THE PROBLEM »
Output every entry exactly as given.

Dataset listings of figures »
§
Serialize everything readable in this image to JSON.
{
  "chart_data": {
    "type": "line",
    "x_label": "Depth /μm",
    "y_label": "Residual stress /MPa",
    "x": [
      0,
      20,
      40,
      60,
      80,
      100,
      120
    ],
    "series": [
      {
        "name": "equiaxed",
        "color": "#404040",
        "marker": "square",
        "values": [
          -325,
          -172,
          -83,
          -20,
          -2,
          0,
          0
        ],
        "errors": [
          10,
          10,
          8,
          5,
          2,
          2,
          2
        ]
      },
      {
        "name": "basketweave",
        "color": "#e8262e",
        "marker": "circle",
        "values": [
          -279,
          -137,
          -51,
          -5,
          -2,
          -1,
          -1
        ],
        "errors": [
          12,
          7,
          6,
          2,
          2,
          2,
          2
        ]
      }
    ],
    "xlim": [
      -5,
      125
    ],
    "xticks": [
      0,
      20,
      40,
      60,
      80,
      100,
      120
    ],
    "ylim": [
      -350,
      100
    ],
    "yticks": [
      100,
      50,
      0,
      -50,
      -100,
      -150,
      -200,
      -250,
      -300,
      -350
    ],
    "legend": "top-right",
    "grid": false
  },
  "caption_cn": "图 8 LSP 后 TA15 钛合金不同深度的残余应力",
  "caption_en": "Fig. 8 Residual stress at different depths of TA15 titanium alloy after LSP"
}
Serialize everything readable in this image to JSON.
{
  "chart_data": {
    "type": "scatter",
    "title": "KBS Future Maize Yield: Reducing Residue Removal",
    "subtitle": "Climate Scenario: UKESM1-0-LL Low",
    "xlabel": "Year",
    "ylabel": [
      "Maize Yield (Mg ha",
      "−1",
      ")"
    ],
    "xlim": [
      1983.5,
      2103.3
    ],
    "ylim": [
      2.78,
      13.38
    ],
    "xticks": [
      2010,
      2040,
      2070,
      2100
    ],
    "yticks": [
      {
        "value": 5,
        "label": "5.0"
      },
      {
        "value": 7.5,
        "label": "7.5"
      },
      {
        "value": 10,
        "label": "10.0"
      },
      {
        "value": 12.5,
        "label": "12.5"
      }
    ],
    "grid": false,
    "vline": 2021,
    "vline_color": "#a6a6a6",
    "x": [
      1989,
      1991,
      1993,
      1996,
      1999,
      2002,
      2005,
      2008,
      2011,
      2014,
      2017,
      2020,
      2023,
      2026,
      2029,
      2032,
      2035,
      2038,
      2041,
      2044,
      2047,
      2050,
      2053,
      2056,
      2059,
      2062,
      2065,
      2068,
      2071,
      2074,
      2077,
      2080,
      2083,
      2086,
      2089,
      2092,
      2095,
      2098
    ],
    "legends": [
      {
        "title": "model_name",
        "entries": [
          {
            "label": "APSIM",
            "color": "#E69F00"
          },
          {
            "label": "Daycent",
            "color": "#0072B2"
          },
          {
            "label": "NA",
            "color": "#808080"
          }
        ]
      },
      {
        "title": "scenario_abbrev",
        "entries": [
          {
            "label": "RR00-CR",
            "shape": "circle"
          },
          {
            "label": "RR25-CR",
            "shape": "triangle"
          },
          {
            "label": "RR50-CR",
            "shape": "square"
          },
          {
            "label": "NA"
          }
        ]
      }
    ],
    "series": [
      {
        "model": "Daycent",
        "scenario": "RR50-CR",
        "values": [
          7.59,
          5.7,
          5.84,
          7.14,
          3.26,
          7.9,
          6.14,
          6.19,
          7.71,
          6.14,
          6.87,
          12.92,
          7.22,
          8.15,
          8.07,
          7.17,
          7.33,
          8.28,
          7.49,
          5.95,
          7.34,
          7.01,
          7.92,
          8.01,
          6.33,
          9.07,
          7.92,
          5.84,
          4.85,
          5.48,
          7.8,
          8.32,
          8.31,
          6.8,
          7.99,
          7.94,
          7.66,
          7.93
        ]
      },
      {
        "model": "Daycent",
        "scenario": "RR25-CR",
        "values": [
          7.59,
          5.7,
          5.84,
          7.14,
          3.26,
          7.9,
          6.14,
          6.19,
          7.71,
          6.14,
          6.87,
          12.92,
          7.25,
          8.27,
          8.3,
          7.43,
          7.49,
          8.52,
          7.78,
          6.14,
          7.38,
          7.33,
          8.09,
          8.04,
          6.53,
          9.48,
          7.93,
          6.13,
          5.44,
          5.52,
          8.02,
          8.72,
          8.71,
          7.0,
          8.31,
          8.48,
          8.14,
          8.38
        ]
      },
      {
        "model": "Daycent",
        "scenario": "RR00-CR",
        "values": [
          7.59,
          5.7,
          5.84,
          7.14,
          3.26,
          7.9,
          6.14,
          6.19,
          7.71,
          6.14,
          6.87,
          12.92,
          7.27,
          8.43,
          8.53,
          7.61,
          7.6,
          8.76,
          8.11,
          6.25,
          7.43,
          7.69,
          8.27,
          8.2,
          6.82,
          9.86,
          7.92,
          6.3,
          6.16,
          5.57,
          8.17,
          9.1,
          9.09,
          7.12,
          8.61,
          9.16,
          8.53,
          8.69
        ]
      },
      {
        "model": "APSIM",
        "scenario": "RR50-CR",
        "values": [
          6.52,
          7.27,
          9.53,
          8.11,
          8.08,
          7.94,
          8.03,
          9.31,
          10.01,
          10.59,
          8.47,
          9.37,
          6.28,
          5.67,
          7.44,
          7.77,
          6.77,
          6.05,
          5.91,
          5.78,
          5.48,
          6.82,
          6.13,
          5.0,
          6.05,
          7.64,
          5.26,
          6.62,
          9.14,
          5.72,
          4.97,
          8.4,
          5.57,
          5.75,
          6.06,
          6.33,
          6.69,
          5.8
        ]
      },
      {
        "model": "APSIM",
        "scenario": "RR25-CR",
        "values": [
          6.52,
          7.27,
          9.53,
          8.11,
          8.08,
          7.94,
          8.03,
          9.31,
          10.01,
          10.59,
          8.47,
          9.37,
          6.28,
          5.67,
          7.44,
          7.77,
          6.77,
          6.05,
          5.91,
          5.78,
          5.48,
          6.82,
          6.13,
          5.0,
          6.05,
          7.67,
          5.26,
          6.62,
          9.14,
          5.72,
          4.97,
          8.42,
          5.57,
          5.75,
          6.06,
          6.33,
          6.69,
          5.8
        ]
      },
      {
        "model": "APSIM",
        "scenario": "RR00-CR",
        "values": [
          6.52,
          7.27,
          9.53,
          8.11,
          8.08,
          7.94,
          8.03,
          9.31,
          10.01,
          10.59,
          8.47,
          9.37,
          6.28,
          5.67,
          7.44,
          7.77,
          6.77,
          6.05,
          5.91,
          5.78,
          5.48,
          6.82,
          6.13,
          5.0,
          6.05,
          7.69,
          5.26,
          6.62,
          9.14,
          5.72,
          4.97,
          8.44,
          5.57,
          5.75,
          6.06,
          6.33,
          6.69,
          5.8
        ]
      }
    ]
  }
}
§
RESULT BELOW »
Serialize everything readable in this image to JSON.
{
  "chart_data": {
    "type": "line",
    "x_label": "Depth /μm",
    "y_label": "Residual stress /MPa",
    "x": [
      0,
      20,
      40,
      60,
      80,
      100,
      120
    ],
    "series": [
      {
        "name": "equiaxed",
        "color": "#404040",
        "marker": "square",
        "values": [
          -325,
          -172,
          -83,
          -20,
          -2,
          0,
          0
        ],
        "errors": [
          10,
          10,
          8,
          5,
          2,
          2,
          2
        ]
      },
      {
        "name": "basketweave",
        "color": "#e8262e",
        "marker": "circle",
        "values": [
          -279,
          -137,
          -51,
          -5,
          -2,
          -1,
          -1
        ],
        "errors": [
          12,
          7,
          6,
          2,
          2,
          2,
          2
        ]
      }
    ],
    "xlim": [
      -5,
      125
    ],
    "xticks": [
      0,
      20,
      40,
      60,
      80,
      100,
      120
    ],
    "ylim": [
      -350,
      100
    ],
    "yticks": [
      100,
      50,
      0,
      -50,
      -100,
      -150,
      -200,
      -250,
      -300,
      -350
    ],
    "legend": "top-right",
    "grid": false
  },
  "caption_cn": "图 8 LSP 后 TA15 钛合金不同深度的残余应力",
  "caption_en": "Fig. 8 Residual stress at different depths of TA15 titanium alloy after LSP"
}
Serialize everything readable in this image to JSON.
{
  "chart_data": {
    "type": "scatter",
    "title": "KBS Future Maize Yield: Reducing Residue Removal",
    "subtitle": "Climate Scenario: UKESM1-0-LL Low",
    "xlabel": "Year",
    "ylabel": [
      "Maize Yield (Mg ha",
      "−1",
      ")"
    ],
    "xlim": [
      1983.5,
      2103.3
    ],
    "ylim": [
      2.78,
      13.38
    ],
    "xticks": [
      2010,
      2040,
      2070,
      2100
    ],
    "yticks": [
      {
        "value": 5,
        "label": "5.0"
      },
      {
        "value": 7.5,
        "label": "7.5"
      },
      {
        "value": 10,
        "label": "10.0"
      },
      {
        "value": 12.5,
        "label": "12.5"
      }
    ],
    "grid": false,
    "vline": 2021,
    "vline_color": "#a6a6a6",
    "x": [
      1989,
      1991,
      1993,
      1996,
      1999,
      2002,
      2005,
      2008,
      2011,
      2014,
      2017,
      2020,
      2023,
      2026,
      2029,
      2032,
      2035,
      2038,
      2041,
      2044,
      2047,
      2050,
      2053,
      2056,
      2059,
      2062,
      2065,
      2068,
      2071,
      2074,
      2077,
      2080,
      2083,
      2086,
      2089,
      2092,
      2095,
      2098
    ],
    "legends": [
      {
        "title": "model_name",
        "entries": [
          {
            "label": "APSIM",
            "color": "#E69F00"
          },
          {
            "label": "Daycent",
            "color": "#0072B2"
          },
          {
            "label": "NA",
            "color": "#808080"
          }
        ]
      },
      {
        "title": "scenario_abbrev",
        "entries": [
          {
            "label": "RR00-CR",
            "shape": "circle"
          },
          {
            "label": "RR25-CR",
            "shape": "triangle"
          },
          {
            "label": "RR50-CR",
            "shape": "square"
          },
          {
            "label": "NA"
          }
        ]
      }
    ],
    "series": [
      {
        "model": "Daycent",
        "scenario": "RR50-CR",
        "values": [
          7.59,
          5.7,
          5.84,
          7.14,
          3.26,
          7.9,
          6.14,
          6.19,
          7.71,
          6.14,
          6.87,
          12.92,
          7.22,
          8.15,
          8.07,
          7.17,
          7.33,
          8.28,
          7.49,
          5.95,
          7.34,
          7.01,
          7.92,
          8.01,
          6.33,
          9.07,
          7.92,
          5.84,
          4.85,
          5.48,
          7.8,
          8.32,
          8.31,
          6.8,
          7.99,
          7.94,
          7.66,
          7.93
        ]
      },
      {
        "model": "Daycent",
        "scenario": "RR25-CR",
        "values": [
          7.59,
          5.7,
          5.84,
          7.14,
          3.26,
          7.9,
          6.14,
          6.19,
          7.71,
          6.14,
          6.87,
          12.92,
          7.25,
          8.27,
          8.3,
          7.43,
          7.49,
          8.52,
          7.78,
          6.14,
          7.38,
          7.33,
          8.09,
          8.04,
          6.53,
          9.48,
          7.93,
          6.13,
          5.44,
          5.52,
          8.02,
          8.72,
          8.71,
          7.0,
          8.31,
          8.48,
          8.14,
          8.38
        ]
      },
      {
        "model": "Daycent",
        "scenario": "RR00-CR",
        "values": [
          7.59,
          5.7,
          5.84,
          7.14,
          3.26,
          7.9,
          6.14,
          6.19,
          7.71,
          6.14,
          6.87,
          12.92,
          7.27,
          8.43,
          8.53,
          7.61,
          7.6,
          8.76,
          8.11,
          6.25,
          7.43,
          7.69,
          8.27,
          8.2,
          6.82,
          9.86,
          7.92,
          6.3,
          6.16,
          5.57,
          8.17,
          9.1,
          9.09,
          7.12,
          8.61,
          9.16,
          8.53,
          8.69
        ]
      },
      {
        "model": "APSIM",
        "scenario": "RR50-CR",
        "values": [
          6.52,
          7.27,
          9.53,
          8.11,
          8.08,
          7.94,
          8.03,
          9.31,
          10.01,
          10.59,
          8.47,
          9.37,
          6.28,
          5.67,
          7.44,
          7.77,
          6.77,
          6.05,
          5.91,
          5.78,
          5.48,
          6.82,
          6.13,
          5.0,
          6.05,
          7.64,
          5.26,
          6.62,
          9.14,
          5.72,
          4.97,
          8.4,
          5.57,
          5.75,
          6.06,
          6.33,
          6.69,
          5.8
        ]
      },
      {
        "model": "APSIM",
        "scenario": "RR25-CR",
        "values": [
          6.52,
          7.27,
          9.53,
          8.11,
          8.08,
          7.94,
          8.03,
          9.31,
          10.01,
          10.59,
          8.47,
          9.37,
          6.28,
          5.67,
          7.44,
          7.77,
          6.77,
          6.05,
          5.91,
          5.78,
          5.48,
          6.82,
          6.13,
          5.0,
          6.05,
          7.67,
          5.26,
          6.62,
          9.14,
          5.72,
          4.97,
          8.42,
          5.57,
          5.75,
          6.06,
          6.33,
          6.69,
          5.8
        ]
      },
      {
        "model": "APSIM",
        "scenario": "RR00-CR",
        "values": [
          6.52,
          7.27,
          9.53,
          8.11,
          8.08,
          7.94,
          8.03,
          9.31,
          10.01,
          10.59,
          8.47,
          9.37,
          6.28,
          5.67,
          7.44,
          7.77,
          6.77,
          6.05,
          5.91,
          5.78,
          5.48,
          6.82,
          6.13,
          5.0,
          6.05,
          7.69,
          5.26,
          6.62,
          9.14,
          5.72,
          4.97,
          8.44,
          5.57,
          5.75,
          6.06,
          6.33,
          6.69,
          5.8
        ]
      }
    ]
  }
}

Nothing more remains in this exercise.